## [WHAT IS NEEDED]
Among the entries, which lines carry the string "Eiee"? Copy each of them.

Records contained in a dataset:
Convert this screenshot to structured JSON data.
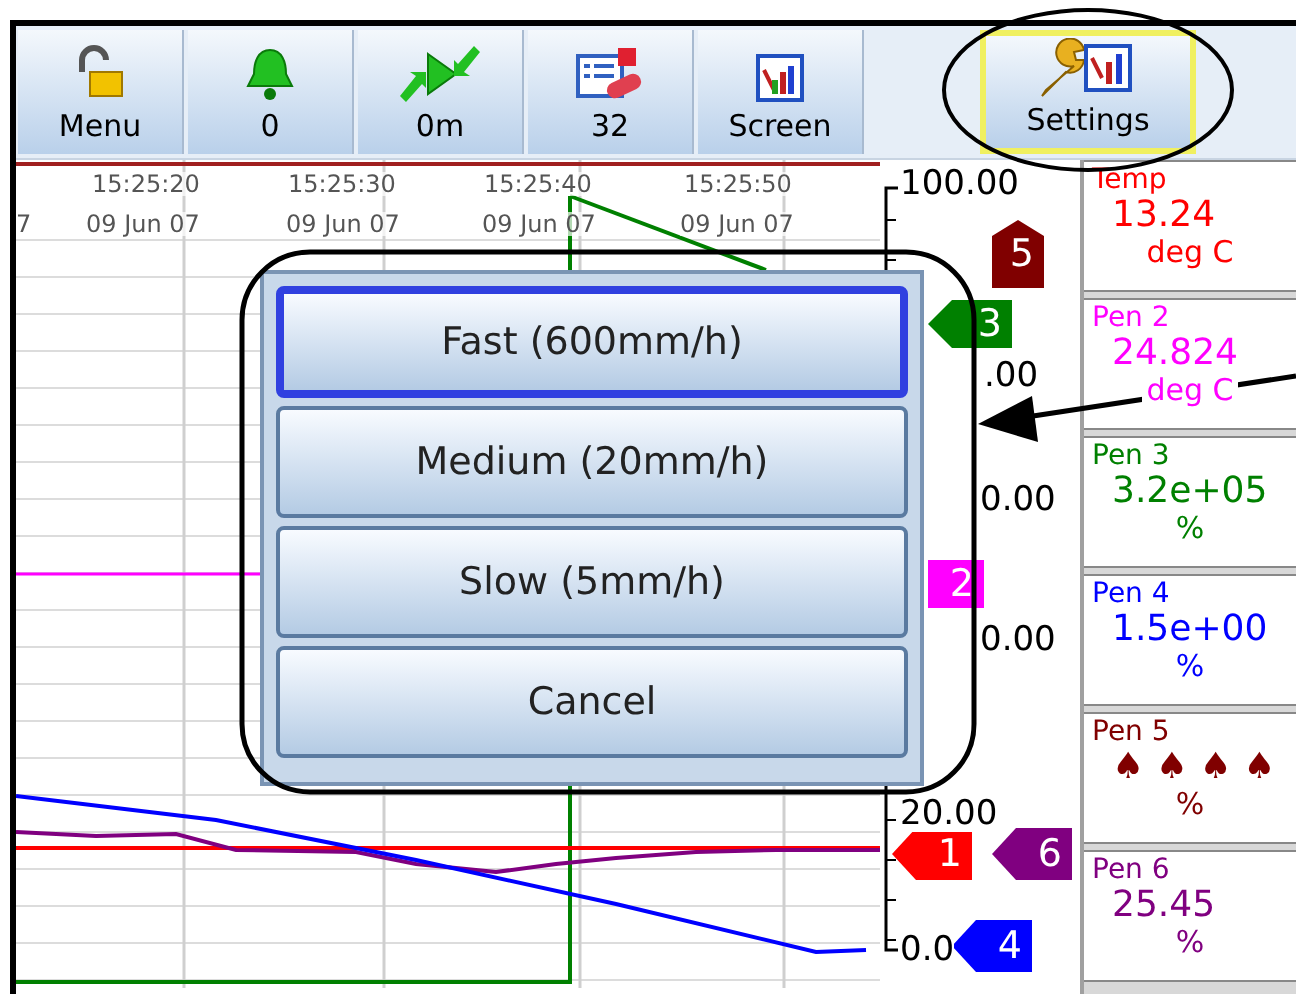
{
  "toolbar": {
    "buttons": [
      {
        "kind": "lock",
        "label": "Menu",
        "selected": false
      },
      {
        "kind": "bell",
        "label": "0",
        "selected": false
      },
      {
        "kind": "play",
        "label": "0m",
        "selected": false
      },
      {
        "kind": "list",
        "label": "32",
        "selected": false
      },
      {
        "kind": "screen",
        "label": "Screen",
        "selected": false
      },
      {
        "kind": "settings",
        "label": "Settings",
        "selected": true
      }
    ]
  },
  "chart": {
    "time_labels": [
      "15:25:20",
      "15:25:30",
      "15:25:40",
      "15:25:50"
    ],
    "date_labels": [
      "7",
      "09 Jun 07",
      "09 Jun 07",
      "09 Jun 07",
      "09 Jun 07"
    ],
    "scale_labels": [
      "100.00",
      ".00",
      "0.00",
      "0.00",
      "20.00",
      "0.0"
    ],
    "pen_tags": [
      {
        "label": "5",
        "color": "#800000",
        "kind": "up"
      },
      {
        "label": "3",
        "color": "#008000",
        "kind": "left"
      },
      {
        "label": "2",
        "color": "#ff00ff",
        "kind": "flat"
      },
      {
        "label": "1",
        "color": "#ff0000",
        "kind": "left"
      },
      {
        "label": "6",
        "color": "#800080",
        "kind": "left"
      },
      {
        "label": "4",
        "color": "#0000ff",
        "kind": "left"
      }
    ]
  },
  "dialog": {
    "options": [
      {
        "label": "Fast (600mm/h)",
        "selected": true
      },
      {
        "label": "Medium (20mm/h)",
        "selected": false
      },
      {
        "label": "Slow (5mm/h)",
        "selected": false
      },
      {
        "label": "Cancel",
        "selected": false
      }
    ]
  },
  "pens": [
    {
      "name": "Temp",
      "value": "13.24",
      "unit": "deg C",
      "color": "#ff0000"
    },
    {
      "name": "Pen 2",
      "value": "24.824",
      "unit": "deg C",
      "color": "#ff00ff"
    },
    {
      "name": "Pen 3",
      "value": "3.2e+05",
      "unit": "%",
      "color": "#008000"
    },
    {
      "name": "Pen 4",
      "value": "1.5e+00",
      "unit": "%",
      "color": "#0000ff"
    },
    {
      "name": "Pen 5",
      "value": "♠ ♠ ♠ ♠",
      "unit": "%",
      "color": "#800000"
    },
    {
      "name": "Pen 6",
      "value": "25.45",
      "unit": "%",
      "color": "#800080"
    }
  ]
}
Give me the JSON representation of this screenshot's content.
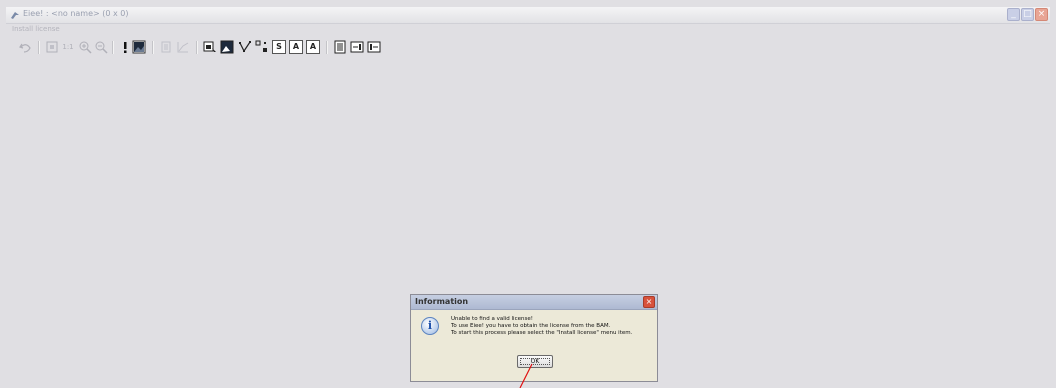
{
  "window": {
    "title": "Eiee! : <no name> (0 x 0)",
    "controls": [
      "minimize",
      "maximize",
      "close"
    ]
  },
  "menubar": {
    "items": [
      {
        "label": "Install license"
      }
    ]
  },
  "toolbar": {
    "zoom_actual_label": "1:1",
    "tools": [
      "undo-icon",
      "fit-icon",
      "zoom-actual-icon",
      "zoom-in-icon",
      "zoom-out-icon",
      "exclamation-icon",
      "image-icon",
      "list-icon",
      "chart-icon",
      "select-region-icon",
      "image-region-icon",
      "polyline-icon",
      "points-icon",
      "text-tool-icon",
      "text-box-icon",
      "text-box-alt-icon",
      "document-icon",
      "align-right-icon",
      "align-left-icon"
    ],
    "text_tool_label": "S",
    "text_box_label": "A",
    "text_box_alt_label": "A"
  },
  "dialog": {
    "title": "Information",
    "icon": "info-icon",
    "message_lines": [
      "Unable to find a valid license!",
      "To use Eiee! you have to obtain the license from the BAM.",
      "To start this process please select the \"Install license\" menu item."
    ],
    "ok_label": "OK"
  },
  "colors": {
    "background": "#e0dfe3",
    "dialog_title": "#aeb9d2",
    "close_button": "#d8523c",
    "annotation_arrow": "#e01010"
  }
}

## [RESPONSE]
    "title": "Eiee! : <no name> (0 x 0)",
      "To use Eiee! you have to obtain the license from the BAM.",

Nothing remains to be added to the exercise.